── Task data

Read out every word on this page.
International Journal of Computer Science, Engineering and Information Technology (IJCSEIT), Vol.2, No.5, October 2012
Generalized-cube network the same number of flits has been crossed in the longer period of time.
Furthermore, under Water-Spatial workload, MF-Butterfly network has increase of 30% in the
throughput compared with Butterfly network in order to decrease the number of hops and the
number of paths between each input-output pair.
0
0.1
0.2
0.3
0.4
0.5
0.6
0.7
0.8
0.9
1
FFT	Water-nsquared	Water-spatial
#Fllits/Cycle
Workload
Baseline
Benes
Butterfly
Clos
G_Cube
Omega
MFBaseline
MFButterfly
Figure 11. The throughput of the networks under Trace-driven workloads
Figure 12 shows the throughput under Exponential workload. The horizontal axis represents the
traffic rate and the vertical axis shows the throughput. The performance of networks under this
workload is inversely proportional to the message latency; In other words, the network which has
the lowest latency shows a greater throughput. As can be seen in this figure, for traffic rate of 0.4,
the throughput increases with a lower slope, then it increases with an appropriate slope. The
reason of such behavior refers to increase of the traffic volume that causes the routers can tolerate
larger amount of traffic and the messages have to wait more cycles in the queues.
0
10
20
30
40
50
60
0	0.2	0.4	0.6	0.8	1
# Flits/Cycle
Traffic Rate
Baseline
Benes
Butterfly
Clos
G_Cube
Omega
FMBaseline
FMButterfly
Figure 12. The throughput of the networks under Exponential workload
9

────

* Work to be completed:
Your task is to print the whole listing again exactly.

* Written solution:
Read out every word on this page.
International Journal of Computer Science, Engineering and Information Technology (IJCSEIT), Vol.2, No.5, October 2012
Generalized-cube network the same number of flits has been crossed in the longer period of time.
Furthermore, under Water-Spatial workload, MF-Butterfly network has increase of 30% in the
throughput compared with Butterfly network in order to decrease the number of hops and the
number of paths between each input-output pair.
0
0.1
0.2
0.3
0.4
0.5
0.6
0.7
0.8
0.9
1
FFT	Water-nsquared	Water-spatial
#Fllits/Cycle
Workload
Baseline
Benes
Butterfly
Clos
G_Cube
Omega
MFBaseline
MFButterfly
Figure 11. The throughput of the networks under Trace-driven workloads
Figure 12 shows the throughput under Exponential workload. The horizontal axis represents the
traffic rate and the vertical axis shows the throughput. The performance of networks under this
workload is inversely proportional to the message latency; In other words, the network which has
the lowest latency shows a greater throughput. As can be seen in this figure, for traffic rate of 0.4,
the throughput increases with a lower slope, then it increases with an appropriate slope. The
reason of such behavior refers to increase of the traffic volume that causes the routers can tolerate
larger amount of traffic and the messages have to wait more cycles in the queues.
0
10
20
30
40
50
60
0	0.2	0.4	0.6	0.8	1
# Flits/Cycle
Traffic Rate
Baseline
Benes
Butterfly
Clos
G_Cube
Omega
FMBaseline
FMButterfly
Figure 12. The throughput of the networks under Exponential workload
9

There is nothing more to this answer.